(Entries from a visual dataset)

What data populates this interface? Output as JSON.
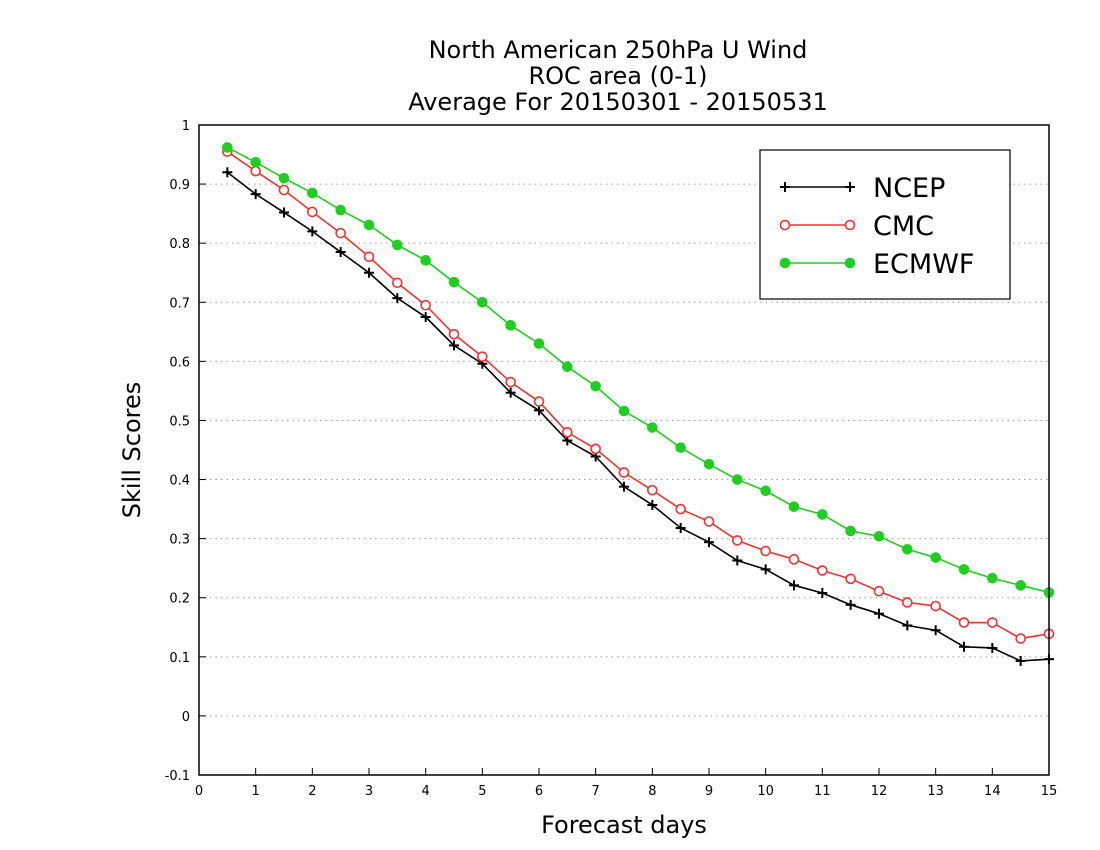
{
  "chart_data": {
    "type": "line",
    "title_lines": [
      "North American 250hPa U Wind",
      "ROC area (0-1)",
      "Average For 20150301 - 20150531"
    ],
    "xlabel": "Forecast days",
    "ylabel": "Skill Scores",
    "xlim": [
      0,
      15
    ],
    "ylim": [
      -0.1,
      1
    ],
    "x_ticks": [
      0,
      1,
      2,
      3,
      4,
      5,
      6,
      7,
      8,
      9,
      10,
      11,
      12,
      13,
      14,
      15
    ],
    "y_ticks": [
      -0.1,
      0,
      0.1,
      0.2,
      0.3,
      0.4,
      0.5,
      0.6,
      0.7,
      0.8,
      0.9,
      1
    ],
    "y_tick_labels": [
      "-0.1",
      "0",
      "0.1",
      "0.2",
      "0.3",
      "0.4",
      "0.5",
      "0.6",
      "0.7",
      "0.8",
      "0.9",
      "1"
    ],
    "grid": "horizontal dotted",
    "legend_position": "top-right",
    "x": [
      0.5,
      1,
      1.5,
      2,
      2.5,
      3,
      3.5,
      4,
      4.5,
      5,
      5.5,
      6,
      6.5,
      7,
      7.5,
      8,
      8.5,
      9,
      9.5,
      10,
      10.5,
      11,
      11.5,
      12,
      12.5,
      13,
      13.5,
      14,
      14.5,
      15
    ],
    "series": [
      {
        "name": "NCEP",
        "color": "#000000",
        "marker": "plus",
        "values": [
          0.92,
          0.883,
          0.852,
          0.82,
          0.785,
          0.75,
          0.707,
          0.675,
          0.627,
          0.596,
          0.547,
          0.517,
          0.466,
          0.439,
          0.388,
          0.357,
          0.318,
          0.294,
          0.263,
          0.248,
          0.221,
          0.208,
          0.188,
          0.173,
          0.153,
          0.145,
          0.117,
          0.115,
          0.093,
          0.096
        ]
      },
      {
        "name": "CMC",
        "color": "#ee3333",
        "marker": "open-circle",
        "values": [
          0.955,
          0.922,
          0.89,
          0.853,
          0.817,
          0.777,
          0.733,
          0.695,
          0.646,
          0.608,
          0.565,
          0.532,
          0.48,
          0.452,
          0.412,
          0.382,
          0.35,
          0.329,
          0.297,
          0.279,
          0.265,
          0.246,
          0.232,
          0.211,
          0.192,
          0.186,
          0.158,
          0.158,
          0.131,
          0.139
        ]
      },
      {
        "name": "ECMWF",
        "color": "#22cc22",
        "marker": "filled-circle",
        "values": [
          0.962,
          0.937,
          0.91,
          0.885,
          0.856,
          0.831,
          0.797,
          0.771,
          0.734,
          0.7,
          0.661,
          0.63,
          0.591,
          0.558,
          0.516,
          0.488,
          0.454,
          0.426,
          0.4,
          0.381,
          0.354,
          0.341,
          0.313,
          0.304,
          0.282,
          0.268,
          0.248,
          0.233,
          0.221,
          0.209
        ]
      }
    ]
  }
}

What the task requires — Send back the data above word for word, with the pictures left out.

Output below —
What data populates this interface? Output as JSON.
{
  "chart_data": {
    "type": "line",
    "title_lines": [
      "North American 250hPa U Wind",
      "ROC area (0-1)",
      "Average For 20150301 - 20150531"
    ],
    "xlabel": "Forecast days",
    "ylabel": "Skill Scores",
    "xlim": [
      0,
      15
    ],
    "ylim": [
      -0.1,
      1
    ],
    "x_ticks": [
      0,
      1,
      2,
      3,
      4,
      5,
      6,
      7,
      8,
      9,
      10,
      11,
      12,
      13,
      14,
      15
    ],
    "y_ticks": [
      -0.1,
      0,
      0.1,
      0.2,
      0.3,
      0.4,
      0.5,
      0.6,
      0.7,
      0.8,
      0.9,
      1
    ],
    "y_tick_labels": [
      "-0.1",
      "0",
      "0.1",
      "0.2",
      "0.3",
      "0.4",
      "0.5",
      "0.6",
      "0.7",
      "0.8",
      "0.9",
      "1"
    ],
    "grid": "horizontal dotted",
    "legend_position": "top-right",
    "x": [
      0.5,
      1,
      1.5,
      2,
      2.5,
      3,
      3.5,
      4,
      4.5,
      5,
      5.5,
      6,
      6.5,
      7,
      7.5,
      8,
      8.5,
      9,
      9.5,
      10,
      10.5,
      11,
      11.5,
      12,
      12.5,
      13,
      13.5,
      14,
      14.5,
      15
    ],
    "series": [
      {
        "name": "NCEP",
        "color": "#000000",
        "marker": "plus",
        "values": [
          0.92,
          0.883,
          0.852,
          0.82,
          0.785,
          0.75,
          0.707,
          0.675,
          0.627,
          0.596,
          0.547,
          0.517,
          0.466,
          0.439,
          0.388,
          0.357,
          0.318,
          0.294,
          0.263,
          0.248,
          0.221,
          0.208,
          0.188,
          0.173,
          0.153,
          0.145,
          0.117,
          0.115,
          0.093,
          0.096
        ]
      },
      {
        "name": "CMC",
        "color": "#ee3333",
        "marker": "open-circle",
        "values": [
          0.955,
          0.922,
          0.89,
          0.853,
          0.817,
          0.777,
          0.733,
          0.695,
          0.646,
          0.608,
          0.565,
          0.532,
          0.48,
          0.452,
          0.412,
          0.382,
          0.35,
          0.329,
          0.297,
          0.279,
          0.265,
          0.246,
          0.232,
          0.211,
          0.192,
          0.186,
          0.158,
          0.158,
          0.131,
          0.139
        ]
      },
      {
        "name": "ECMWF",
        "color": "#22cc22",
        "marker": "filled-circle",
        "values": [
          0.962,
          0.937,
          0.91,
          0.885,
          0.856,
          0.831,
          0.797,
          0.771,
          0.734,
          0.7,
          0.661,
          0.63,
          0.591,
          0.558,
          0.516,
          0.488,
          0.454,
          0.426,
          0.4,
          0.381,
          0.354,
          0.341,
          0.313,
          0.304,
          0.282,
          0.268,
          0.248,
          0.233,
          0.221,
          0.209
        ]
      }
    ]
  }
}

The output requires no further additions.